Work to complete
Each record must be reproduced exactly as it is shown.

Records from a data collection
* * * *
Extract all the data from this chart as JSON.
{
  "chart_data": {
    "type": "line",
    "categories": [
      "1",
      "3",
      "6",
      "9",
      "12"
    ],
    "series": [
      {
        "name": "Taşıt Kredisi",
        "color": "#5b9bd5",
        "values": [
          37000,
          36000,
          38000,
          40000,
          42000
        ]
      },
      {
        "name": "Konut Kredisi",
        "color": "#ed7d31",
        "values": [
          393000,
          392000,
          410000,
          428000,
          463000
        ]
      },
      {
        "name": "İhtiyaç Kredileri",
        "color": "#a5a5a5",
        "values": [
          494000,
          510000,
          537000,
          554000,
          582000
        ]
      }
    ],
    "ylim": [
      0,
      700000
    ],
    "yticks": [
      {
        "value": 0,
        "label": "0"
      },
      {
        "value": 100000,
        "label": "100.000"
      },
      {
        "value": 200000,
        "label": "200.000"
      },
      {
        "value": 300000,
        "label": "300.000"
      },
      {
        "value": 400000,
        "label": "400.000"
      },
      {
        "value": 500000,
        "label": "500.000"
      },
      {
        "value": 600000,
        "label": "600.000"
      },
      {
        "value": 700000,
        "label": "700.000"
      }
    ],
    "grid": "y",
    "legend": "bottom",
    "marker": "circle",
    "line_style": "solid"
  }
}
* * * *
Answer to this exercise
Extract all the data from this chart as JSON.
{
  "chart_data": {
    "type": "line",
    "categories": [
      "1",
      "3",
      "6",
      "9",
      "12"
    ],
    "series": [
      {
        "name": "Taşıt Kredisi",
        "color": "#5b9bd5",
        "values": [
          37000,
          36000,
          38000,
          40000,
          42000
        ]
      },
      {
        "name": "Konut Kredisi",
        "color": "#ed7d31",
        "values": [
          393000,
          392000,
          410000,
          428000,
          463000
        ]
      },
      {
        "name": "İhtiyaç Kredileri",
        "color": "#a5a5a5",
        "values": [
          494000,
          510000,
          537000,
          554000,
          582000
        ]
      }
    ],
    "ylim": [
      0,
      700000
    ],
    "yticks": [
      {
        "value": 0,
        "label": "0"
      },
      {
        "value": 100000,
        "label": "100.000"
      },
      {
        "value": 200000,
        "label": "200.000"
      },
      {
        "value": 300000,
        "label": "300.000"
      },
      {
        "value": 400000,
        "label": "400.000"
      },
      {
        "value": 500000,
        "label": "500.000"
      },
      {
        "value": 600000,
        "label": "600.000"
      },
      {
        "value": 700000,
        "label": "700.000"
      }
    ],
    "grid": "y",
    "legend": "bottom",
    "marker": "circle",
    "line_style": "solid"
  }
}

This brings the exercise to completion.